# SUPPLIED DATA
* * *
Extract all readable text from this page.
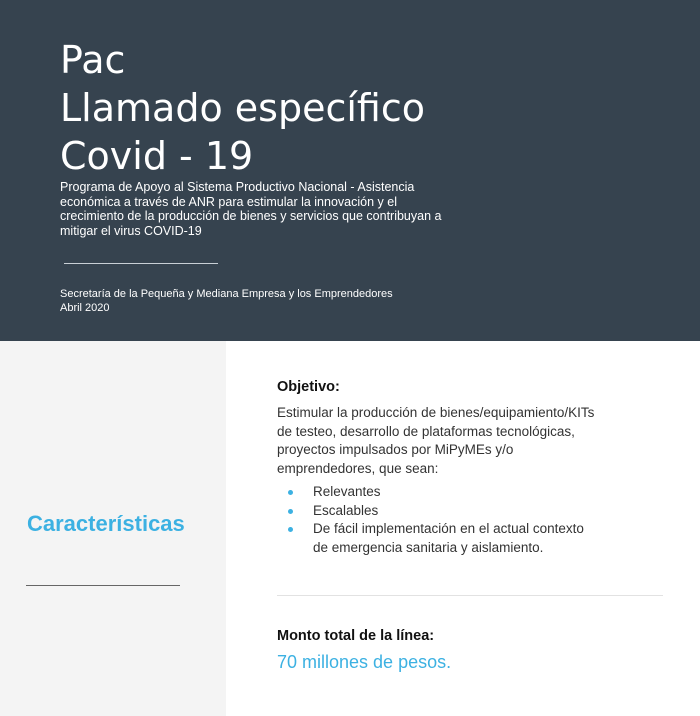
Pac
Llamado específico
Covid - 19

Programa de Apoyo al Sistema Productivo Nacional - Asistencia económica a través de ANR para estimular la innovación y el crecimiento de la producción de bienes y servicios que contribuyan a mitigar el virus COVID-19

Secretaría de la Pequeña y Mediana Empresa y los Emprendedores

Abril 2020

Características
Objetivo:

Estimular la producción de bienes/equipamiento/KITs de testeo, desarrollo de plataformas tecnológicas, proyectos impulsados por MiPyMEs y/o emprendedores, que sean:

Relevantes
Escalables
De fácil implementación en el actual contexto de emergencia sanitaria y aislamiento.
Monto total de la línea:

70 millones de pesos.
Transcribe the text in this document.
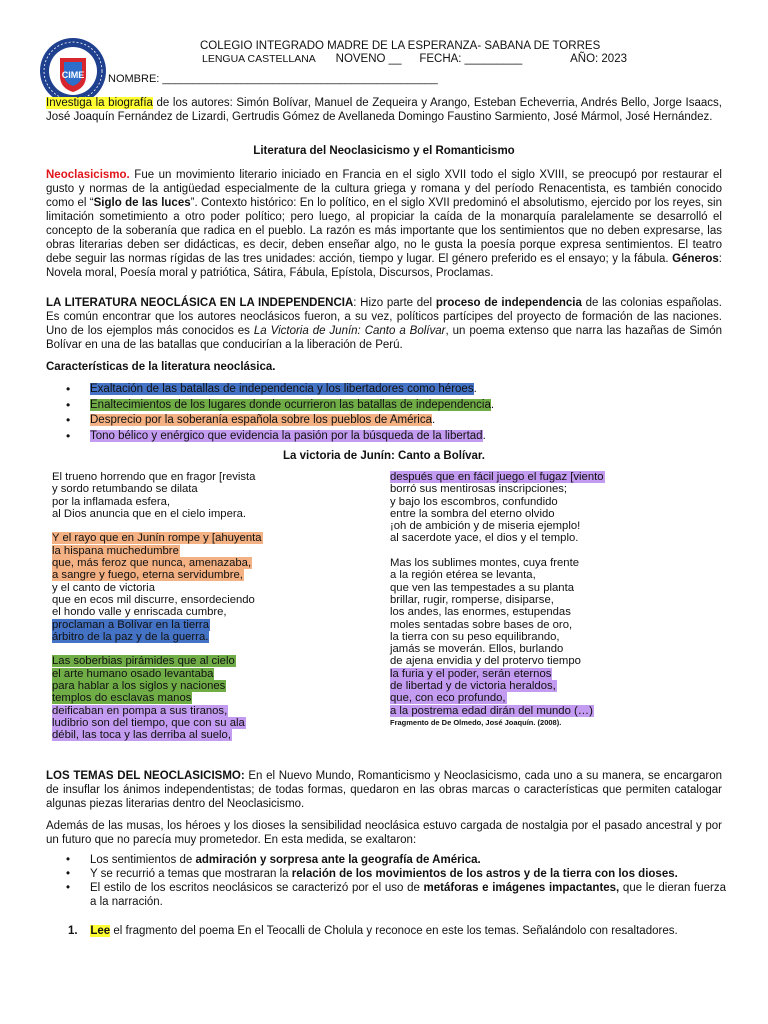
CIME
COLEGIO INTEGRADO MADRE DE LA ESPERANZA- SABANA DE TORRES
LENGUA CASTELLANA NOVENO __ FECHA: _________	AÑO: 2023
NOMBRE: _____________________________________________
Investiga la biografía de los autores: Simón Bolívar, Manuel de Zequeira y Arango, Esteban Echeverria, Andrés Bello, Jorge Isaacs, José Joaquín Fernández de Lizardi, Gertrudis Gómez de Avellaneda Domingo Faustino Sarmiento, José Mármol, José Hernández.
Literatura del Neoclasicismo y el Romanticismo
Neoclasicismo. Fue un movimiento literario iniciado en Francia en el siglo XVII todo el siglo XVIII, se preocupó por restaurar el gusto y normas de la antigüedad especialmente de la cultura griega y romana y del período Renacentista, es también conocido como el “Siglo de las luces”. Contexto histórico: En lo político, en el siglo XVII predominó el absolutismo, ejercido por los reyes, sin limitación sometimiento a otro poder político; pero luego, al propiciar la caída de la monarquía paralelamente se desarrolló el concepto de la soberanía que radica en el pueblo. La razón es más importante que los sentimientos que no deben expresarse, las obras literarias deben ser didácticas, es decir, deben enseñar algo, no le gusta la poesía porque expresa sentimientos. El teatro debe seguir las normas rígidas de las tres unidades: acción, tiempo y lugar. El género preferido es el ensayo; y la fábula. Géneros: Novela moral, Poesía moral y patriótica, Sátira, Fábula, Epístola, Discursos, Proclamas.
LA LITERATURA NEOCLÁSICA EN LA INDEPENDENCIA: Hizo parte del proceso de independencia de las colonias españolas. Es común encontrar que los autores neoclásicos fueron, a su vez, políticos partícipes del proyecto de formación de las naciones. Uno de los ejemplos más conocidos es La Victoria de Junín: Canto a Bolívar, un poema extenso que narra las hazañas de Simón Bolívar en una de las batallas que conducirían a la liberación de Perú.
Características de la literatura neoclásica.
• Exaltación de las batallas de independencia y los libertadores como héroes.
• Enaltecimientos de los lugares donde ocurrieron las batallas de independencia.
• Desprecio por la soberanía española sobre los pueblos de América.
• Tono bélico y enérgico que evidencia la pasión por la búsqueda de la libertad.
La victoria de Junín: Canto a Bolívar.
El trueno horrendo que en fragor [revista
y sordo retumbando se dilata
por la inflamada esfera,
al Dios anuncia que en el cielo impera.
Y el rayo que en Junín rompe y [ahuyenta
la hispana muchedumbre
que, más feroz que nunca, amenazaba,
a sangre y fuego, eterna servidumbre,
y el canto de victoria
que en ecos mil discurre, ensordeciendo
el hondo valle y enriscada cumbre,
proclaman a Bolívar en la tierra
árbitro de la paz y de la guerra.
Las soberbias pirámides que al cielo
el arte humano osado levantaba
para hablar a los siglos y naciones
templos do esclavas manos
deificaban en pompa a sus tiranos,
ludibrio son del tiempo, que con su ala
débil, las toca y las derriba al suelo,
después que en fácil juego el fugaz [viento
borró sus mentirosas inscripciones;
y bajo los escombros, confundido
entre la sombra del eterno olvido
¡oh de ambición y de miseria ejemplo!
al sacerdote yace, el dios y el templo.
Mas los sublimes montes, cuya frente
a la región etérea se levanta,
que ven las tempestades a su planta
brillar, rugir, romperse, disiparse,
los andes, las enormes, estupendas
moles sentadas sobre bases de oro,
la tierra con su peso equilibrando,
jamás se moverán. Ellos, burlando
de ajena envidia y del protervo tiempo
la furia y el poder, serán eternos
de libertad y de victoria heraldos,
que, con eco profundo,
a la postrema edad dirán del mundo (…)
Fragmento de De Olmedo, José Joaquín. (2008).
LOS TEMAS DEL NEOCLASICISMO: En el Nuevo Mundo, Romanticismo y Neoclasicismo, cada uno a su manera, se encargaron de insuflar los ánimos independentistas; de todas formas, quedaron en las obras marcas o características que permiten catalogar algunas piezas literarias dentro del Neoclasicismo.
Además de las musas, los héroes y los dioses la sensibilidad neoclásica estuvo cargada de nostalgia por el pasado ancestral y por un futuro que no parecía muy prometedor. En esta medida, se exaltaron:
• Los sentimientos de admiración y sorpresa ante la geografía de América.
• Y se recurrió a temas que mostraran la relación de los movimientos de los astros y de la tierra con los dioses.
• El estilo de los escritos neoclásicos se caracterizó por el uso de metáforas e imágenes impactantes, que le dieran fuerza a la narración.
1. Lee el fragmento del poema En el Teocalli de Cholula y reconoce en este los temas. Señalándolo con resaltadores.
* * *
Your answer should hold every line of the entries that contains the string "Simón".

# RESULT OF THE TASK
Investiga la biografía de los autores: Simón Bolívar, Manuel de Zequeira y Arango, Esteban Echeverria, Andrés Bello, Jorge Isaacs, José Joaquín Fernández de Lizardi, Gertrudis Gómez de Avellaneda Domingo Faustino Sarmiento, José Mármol, José Hernández.
LA LITERATURA NEOCLÁSICA EN LA INDEPENDENCIA: Hizo parte del proceso de independencia de las colonias españolas. Es común encontrar que los autores neoclásicos fueron, a su vez, políticos partícipes del proyecto de formación de las naciones. Uno de los ejemplos más conocidos es La Victoria de Junín: Canto a Bolívar, un poema extenso que narra las hazañas de Simón Bolívar en una de las batallas que conducirían a la liberación de Perú.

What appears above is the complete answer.